## [Work to be completed]
Pictures in the records should not be copied, but every other part must be repeated exactly.

## [Rows]
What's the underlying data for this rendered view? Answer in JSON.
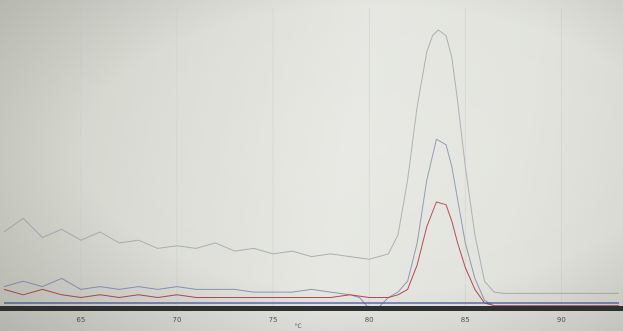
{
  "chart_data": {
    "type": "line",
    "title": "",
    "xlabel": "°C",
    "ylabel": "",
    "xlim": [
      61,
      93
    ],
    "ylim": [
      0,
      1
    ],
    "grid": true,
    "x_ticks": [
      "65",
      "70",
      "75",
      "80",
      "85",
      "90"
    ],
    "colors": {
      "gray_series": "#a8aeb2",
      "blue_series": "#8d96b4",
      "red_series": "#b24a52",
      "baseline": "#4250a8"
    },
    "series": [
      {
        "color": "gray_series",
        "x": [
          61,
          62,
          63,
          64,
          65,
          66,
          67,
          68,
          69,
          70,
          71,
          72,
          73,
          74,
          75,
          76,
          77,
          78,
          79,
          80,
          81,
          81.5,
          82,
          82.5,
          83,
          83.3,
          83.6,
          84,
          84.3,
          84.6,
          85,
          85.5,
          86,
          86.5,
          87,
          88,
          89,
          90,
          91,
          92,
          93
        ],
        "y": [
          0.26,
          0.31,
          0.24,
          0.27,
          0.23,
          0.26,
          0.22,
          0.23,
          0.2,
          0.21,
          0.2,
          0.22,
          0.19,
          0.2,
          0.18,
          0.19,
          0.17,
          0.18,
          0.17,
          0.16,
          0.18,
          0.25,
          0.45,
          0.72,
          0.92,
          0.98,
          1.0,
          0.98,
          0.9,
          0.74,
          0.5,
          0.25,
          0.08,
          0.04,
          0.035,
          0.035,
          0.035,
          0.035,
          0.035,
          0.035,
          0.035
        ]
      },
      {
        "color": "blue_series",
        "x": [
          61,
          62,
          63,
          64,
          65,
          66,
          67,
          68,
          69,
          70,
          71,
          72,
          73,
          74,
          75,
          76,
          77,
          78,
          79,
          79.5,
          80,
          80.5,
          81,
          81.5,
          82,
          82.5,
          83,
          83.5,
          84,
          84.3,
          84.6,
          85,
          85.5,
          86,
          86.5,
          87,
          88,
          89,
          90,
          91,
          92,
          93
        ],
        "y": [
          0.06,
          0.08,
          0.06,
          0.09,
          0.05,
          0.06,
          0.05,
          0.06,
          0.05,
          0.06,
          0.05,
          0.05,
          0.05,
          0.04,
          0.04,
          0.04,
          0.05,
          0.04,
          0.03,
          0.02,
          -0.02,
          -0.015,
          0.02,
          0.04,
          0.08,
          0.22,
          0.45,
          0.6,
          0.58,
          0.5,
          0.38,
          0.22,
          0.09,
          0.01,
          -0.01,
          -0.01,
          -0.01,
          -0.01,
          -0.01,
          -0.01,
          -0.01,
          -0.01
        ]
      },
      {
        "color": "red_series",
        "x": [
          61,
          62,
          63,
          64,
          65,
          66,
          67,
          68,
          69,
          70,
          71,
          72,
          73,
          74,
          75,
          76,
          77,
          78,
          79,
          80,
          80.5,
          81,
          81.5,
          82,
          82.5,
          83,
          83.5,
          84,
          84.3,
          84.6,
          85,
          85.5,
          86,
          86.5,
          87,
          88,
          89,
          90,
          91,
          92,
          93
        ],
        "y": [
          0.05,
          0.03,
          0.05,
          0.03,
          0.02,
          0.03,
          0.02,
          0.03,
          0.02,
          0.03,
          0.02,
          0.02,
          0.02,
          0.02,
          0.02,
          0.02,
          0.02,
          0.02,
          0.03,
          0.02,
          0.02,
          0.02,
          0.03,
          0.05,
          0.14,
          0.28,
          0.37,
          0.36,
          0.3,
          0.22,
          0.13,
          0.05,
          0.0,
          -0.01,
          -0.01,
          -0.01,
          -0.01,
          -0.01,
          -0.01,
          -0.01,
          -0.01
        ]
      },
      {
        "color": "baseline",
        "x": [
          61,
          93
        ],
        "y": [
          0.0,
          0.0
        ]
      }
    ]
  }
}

## [Output of the task]
What's the underlying data for this rendered view? Answer in JSON.
{
  "chart_data": {
    "type": "line",
    "title": "",
    "xlabel": "°C",
    "ylabel": "",
    "xlim": [
      61,
      93
    ],
    "ylim": [
      0,
      1
    ],
    "grid": true,
    "x_ticks": [
      "65",
      "70",
      "75",
      "80",
      "85",
      "90"
    ],
    "colors": {
      "gray_series": "#a8aeb2",
      "blue_series": "#8d96b4",
      "red_series": "#b24a52",
      "baseline": "#4250a8"
    },
    "series": [
      {
        "color": "gray_series",
        "x": [
          61,
          62,
          63,
          64,
          65,
          66,
          67,
          68,
          69,
          70,
          71,
          72,
          73,
          74,
          75,
          76,
          77,
          78,
          79,
          80,
          81,
          81.5,
          82,
          82.5,
          83,
          83.3,
          83.6,
          84,
          84.3,
          84.6,
          85,
          85.5,
          86,
          86.5,
          87,
          88,
          89,
          90,
          91,
          92,
          93
        ],
        "y": [
          0.26,
          0.31,
          0.24,
          0.27,
          0.23,
          0.26,
          0.22,
          0.23,
          0.2,
          0.21,
          0.2,
          0.22,
          0.19,
          0.2,
          0.18,
          0.19,
          0.17,
          0.18,
          0.17,
          0.16,
          0.18,
          0.25,
          0.45,
          0.72,
          0.92,
          0.98,
          1.0,
          0.98,
          0.9,
          0.74,
          0.5,
          0.25,
          0.08,
          0.04,
          0.035,
          0.035,
          0.035,
          0.035,
          0.035,
          0.035,
          0.035
        ]
      },
      {
        "color": "blue_series",
        "x": [
          61,
          62,
          63,
          64,
          65,
          66,
          67,
          68,
          69,
          70,
          71,
          72,
          73,
          74,
          75,
          76,
          77,
          78,
          79,
          79.5,
          80,
          80.5,
          81,
          81.5,
          82,
          82.5,
          83,
          83.5,
          84,
          84.3,
          84.6,
          85,
          85.5,
          86,
          86.5,
          87,
          88,
          89,
          90,
          91,
          92,
          93
        ],
        "y": [
          0.06,
          0.08,
          0.06,
          0.09,
          0.05,
          0.06,
          0.05,
          0.06,
          0.05,
          0.06,
          0.05,
          0.05,
          0.05,
          0.04,
          0.04,
          0.04,
          0.05,
          0.04,
          0.03,
          0.02,
          -0.02,
          -0.015,
          0.02,
          0.04,
          0.08,
          0.22,
          0.45,
          0.6,
          0.58,
          0.5,
          0.38,
          0.22,
          0.09,
          0.01,
          -0.01,
          -0.01,
          -0.01,
          -0.01,
          -0.01,
          -0.01,
          -0.01,
          -0.01
        ]
      },
      {
        "color": "red_series",
        "x": [
          61,
          62,
          63,
          64,
          65,
          66,
          67,
          68,
          69,
          70,
          71,
          72,
          73,
          74,
          75,
          76,
          77,
          78,
          79,
          80,
          80.5,
          81,
          81.5,
          82,
          82.5,
          83,
          83.5,
          84,
          84.3,
          84.6,
          85,
          85.5,
          86,
          86.5,
          87,
          88,
          89,
          90,
          91,
          92,
          93
        ],
        "y": [
          0.05,
          0.03,
          0.05,
          0.03,
          0.02,
          0.03,
          0.02,
          0.03,
          0.02,
          0.03,
          0.02,
          0.02,
          0.02,
          0.02,
          0.02,
          0.02,
          0.02,
          0.02,
          0.03,
          0.02,
          0.02,
          0.02,
          0.03,
          0.05,
          0.14,
          0.28,
          0.37,
          0.36,
          0.3,
          0.22,
          0.13,
          0.05,
          0.0,
          -0.01,
          -0.01,
          -0.01,
          -0.01,
          -0.01,
          -0.01,
          -0.01,
          -0.01
        ]
      },
      {
        "color": "baseline",
        "x": [
          61,
          93
        ],
        "y": [
          0.0,
          0.0
        ]
      }
    ]
  }
}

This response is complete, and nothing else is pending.